(Data entries)
## begin

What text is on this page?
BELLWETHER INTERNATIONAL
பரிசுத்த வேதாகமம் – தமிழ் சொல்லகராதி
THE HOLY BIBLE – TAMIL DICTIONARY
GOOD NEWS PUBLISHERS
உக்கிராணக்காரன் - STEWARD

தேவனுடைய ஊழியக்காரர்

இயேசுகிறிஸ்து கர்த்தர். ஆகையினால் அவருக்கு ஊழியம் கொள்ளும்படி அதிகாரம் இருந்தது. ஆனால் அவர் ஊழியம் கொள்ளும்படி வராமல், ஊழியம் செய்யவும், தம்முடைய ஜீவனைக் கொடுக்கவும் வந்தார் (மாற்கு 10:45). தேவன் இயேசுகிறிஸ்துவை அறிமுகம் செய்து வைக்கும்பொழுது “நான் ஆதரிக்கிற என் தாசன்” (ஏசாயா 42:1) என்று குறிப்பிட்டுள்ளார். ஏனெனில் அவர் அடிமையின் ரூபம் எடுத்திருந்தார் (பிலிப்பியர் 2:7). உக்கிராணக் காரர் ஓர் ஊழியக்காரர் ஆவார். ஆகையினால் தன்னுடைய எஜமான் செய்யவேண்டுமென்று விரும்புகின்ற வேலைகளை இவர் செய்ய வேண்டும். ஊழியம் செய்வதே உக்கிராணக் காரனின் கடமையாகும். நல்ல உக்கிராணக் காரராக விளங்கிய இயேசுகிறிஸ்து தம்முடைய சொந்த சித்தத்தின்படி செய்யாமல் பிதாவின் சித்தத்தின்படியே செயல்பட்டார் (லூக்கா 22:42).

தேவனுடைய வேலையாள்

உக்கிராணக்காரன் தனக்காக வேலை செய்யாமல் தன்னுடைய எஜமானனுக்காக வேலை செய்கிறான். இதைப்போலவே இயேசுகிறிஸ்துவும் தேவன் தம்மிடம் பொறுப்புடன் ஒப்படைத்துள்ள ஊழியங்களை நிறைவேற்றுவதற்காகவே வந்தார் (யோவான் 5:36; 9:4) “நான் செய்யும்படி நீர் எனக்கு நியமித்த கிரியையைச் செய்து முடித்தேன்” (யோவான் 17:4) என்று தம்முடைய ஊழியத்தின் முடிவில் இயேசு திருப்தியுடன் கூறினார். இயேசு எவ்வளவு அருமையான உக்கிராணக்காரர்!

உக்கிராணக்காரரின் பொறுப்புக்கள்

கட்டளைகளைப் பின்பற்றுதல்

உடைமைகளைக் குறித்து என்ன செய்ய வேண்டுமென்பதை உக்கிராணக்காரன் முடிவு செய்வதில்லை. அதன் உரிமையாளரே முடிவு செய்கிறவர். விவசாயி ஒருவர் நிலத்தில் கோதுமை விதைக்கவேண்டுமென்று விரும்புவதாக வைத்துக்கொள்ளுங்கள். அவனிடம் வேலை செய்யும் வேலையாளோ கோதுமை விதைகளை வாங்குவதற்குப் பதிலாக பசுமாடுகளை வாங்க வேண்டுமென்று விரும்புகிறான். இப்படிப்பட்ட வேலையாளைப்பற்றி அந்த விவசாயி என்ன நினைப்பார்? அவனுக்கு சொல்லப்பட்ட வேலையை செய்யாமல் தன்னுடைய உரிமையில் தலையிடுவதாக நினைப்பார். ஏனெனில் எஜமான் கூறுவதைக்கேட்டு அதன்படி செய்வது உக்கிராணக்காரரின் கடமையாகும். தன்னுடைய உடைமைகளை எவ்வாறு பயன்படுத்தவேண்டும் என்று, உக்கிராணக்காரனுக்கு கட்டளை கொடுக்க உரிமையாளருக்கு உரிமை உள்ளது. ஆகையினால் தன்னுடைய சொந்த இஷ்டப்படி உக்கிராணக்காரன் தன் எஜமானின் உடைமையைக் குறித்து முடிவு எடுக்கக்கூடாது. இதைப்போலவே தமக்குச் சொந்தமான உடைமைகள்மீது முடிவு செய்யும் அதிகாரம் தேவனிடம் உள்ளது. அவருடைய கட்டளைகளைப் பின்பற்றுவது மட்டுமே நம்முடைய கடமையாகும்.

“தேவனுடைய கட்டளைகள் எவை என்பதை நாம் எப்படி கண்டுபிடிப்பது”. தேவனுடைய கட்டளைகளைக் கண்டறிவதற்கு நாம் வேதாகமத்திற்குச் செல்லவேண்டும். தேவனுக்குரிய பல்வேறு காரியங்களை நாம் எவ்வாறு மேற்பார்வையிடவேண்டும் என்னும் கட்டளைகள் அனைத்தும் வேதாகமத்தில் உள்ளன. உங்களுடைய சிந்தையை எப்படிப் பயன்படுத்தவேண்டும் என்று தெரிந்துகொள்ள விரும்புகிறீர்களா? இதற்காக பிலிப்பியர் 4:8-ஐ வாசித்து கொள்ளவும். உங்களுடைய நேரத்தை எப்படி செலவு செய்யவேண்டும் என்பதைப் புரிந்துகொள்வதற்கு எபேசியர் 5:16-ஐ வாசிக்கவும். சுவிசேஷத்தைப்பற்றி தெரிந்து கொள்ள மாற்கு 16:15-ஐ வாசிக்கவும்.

## end

**The request**
Repeat the records exactly, including every line.

**Complete output**
What text is on this page?
BELLWETHER INTERNATIONAL
பரிசுத்த வேதாகமம் – தமிழ் சொல்லகராதி
THE HOLY BIBLE – TAMIL DICTIONARY
GOOD NEWS PUBLISHERS
உக்கிராணக்காரன் - STEWARD

தேவனுடைய ஊழியக்காரர்

இயேசுகிறிஸ்து கர்த்தர். ஆகையினால் அவருக்கு ஊழியம் கொள்ளும்படி அதிகாரம் இருந்தது. ஆனால் அவர் ஊழியம் கொள்ளும்படி வராமல், ஊழியம் செய்யவும், தம்முடைய ஜீவனைக் கொடுக்கவும் வந்தார் (மாற்கு 10:45). தேவன் இயேசுகிறிஸ்துவை அறிமுகம் செய்து வைக்கும்பொழுது “நான் ஆதரிக்கிற என் தாசன்” (ஏசாயா 42:1) என்று குறிப்பிட்டுள்ளார். ஏனெனில் அவர் அடிமையின் ரூபம் எடுத்திருந்தார் (பிலிப்பியர் 2:7). உக்கிராணக் காரர் ஓர் ஊழியக்காரர் ஆவார். ஆகையினால் தன்னுடைய எஜமான் செய்யவேண்டுமென்று விரும்புகின்ற வேலைகளை இவர் செய்ய வேண்டும். ஊழியம் செய்வதே உக்கிராணக் காரனின் கடமையாகும். நல்ல உக்கிராணக் காரராக விளங்கிய இயேசுகிறிஸ்து தம்முடைய சொந்த சித்தத்தின்படி செய்யாமல் பிதாவின் சித்தத்தின்படியே செயல்பட்டார் (லூக்கா 22:42).

தேவனுடைய வேலையாள்

உக்கிராணக்காரன் தனக்காக வேலை செய்யாமல் தன்னுடைய எஜமானனுக்காக வேலை செய்கிறான். இதைப்போலவே இயேசுகிறிஸ்துவும் தேவன் தம்மிடம் பொறுப்புடன் ஒப்படைத்துள்ள ஊழியங்களை நிறைவேற்றுவதற்காகவே வந்தார் (யோவான் 5:36; 9:4) “நான் செய்யும்படி நீர் எனக்கு நியமித்த கிரியையைச் செய்து முடித்தேன்” (யோவான் 17:4) என்று தம்முடைய ஊழியத்தின் முடிவில் இயேசு திருப்தியுடன் கூறினார். இயேசு எவ்வளவு அருமையான உக்கிராணக்காரர்!

உக்கிராணக்காரரின் பொறுப்புக்கள்

கட்டளைகளைப் பின்பற்றுதல்

உடைமைகளைக் குறித்து என்ன செய்ய வேண்டுமென்பதை உக்கிராணக்காரன் முடிவு செய்வதில்லை. அதன் உரிமையாளரே முடிவு செய்கிறவர். விவசாயி ஒருவர் நிலத்தில் கோதுமை விதைக்கவேண்டுமென்று விரும்புவதாக வைத்துக்கொள்ளுங்கள். அவனிடம் வேலை செய்யும் வேலையாளோ கோதுமை விதைகளை வாங்குவதற்குப் பதிலாக பசுமாடுகளை வாங்க வேண்டுமென்று விரும்புகிறான். இப்படிப்பட்ட வேலையாளைப்பற்றி அந்த விவசாயி என்ன நினைப்பார்? அவனுக்கு சொல்லப்பட்ட வேலையை செய்யாமல் தன்னுடைய உரிமையில் தலையிடுவதாக நினைப்பார். ஏனெனில் எஜமான் கூறுவதைக்கேட்டு அதன்படி செய்வது உக்கிராணக்காரரின் கடமையாகும். தன்னுடைய உடைமைகளை எவ்வாறு பயன்படுத்தவேண்டும் என்று, உக்கிராணக்காரனுக்கு கட்டளை கொடுக்க உரிமையாளருக்கு உரிமை உள்ளது. ஆகையினால் தன்னுடைய சொந்த இஷ்டப்படி உக்கிராணக்காரன் தன் எஜமானின் உடைமையைக் குறித்து முடிவு எடுக்கக்கூடாது. இதைப்போலவே தமக்குச் சொந்தமான உடைமைகள்மீது முடிவு செய்யும் அதிகாரம் தேவனிடம் உள்ளது. அவருடைய கட்டளைகளைப் பின்பற்றுவது மட்டுமே நம்முடைய கடமையாகும்.

“தேவனுடைய கட்டளைகள் எவை என்பதை நாம் எப்படி கண்டுபிடிப்பது”. தேவனுடைய கட்டளைகளைக் கண்டறிவதற்கு நாம் வேதாகமத்திற்குச் செல்லவேண்டும். தேவனுக்குரிய பல்வேறு காரியங்களை நாம் எவ்வாறு மேற்பார்வையிடவேண்டும் என்னும் கட்டளைகள் அனைத்தும் வேதாகமத்தில் உள்ளன. உங்களுடைய சிந்தையை எப்படிப் பயன்படுத்தவேண்டும் என்று தெரிந்துகொள்ள விரும்புகிறீர்களா? இதற்காக பிலிப்பியர் 4:8-ஐ வாசித்து கொள்ளவும். உங்களுடைய நேரத்தை எப்படி செலவு செய்யவேண்டும் என்பதைப் புரிந்துகொள்வதற்கு எபேசியர் 5:16-ஐ வாசிக்கவும். சுவிசேஷத்தைப்பற்றி தெரிந்து கொள்ள மாற்கு 16:15-ஐ வாசிக்கவும்.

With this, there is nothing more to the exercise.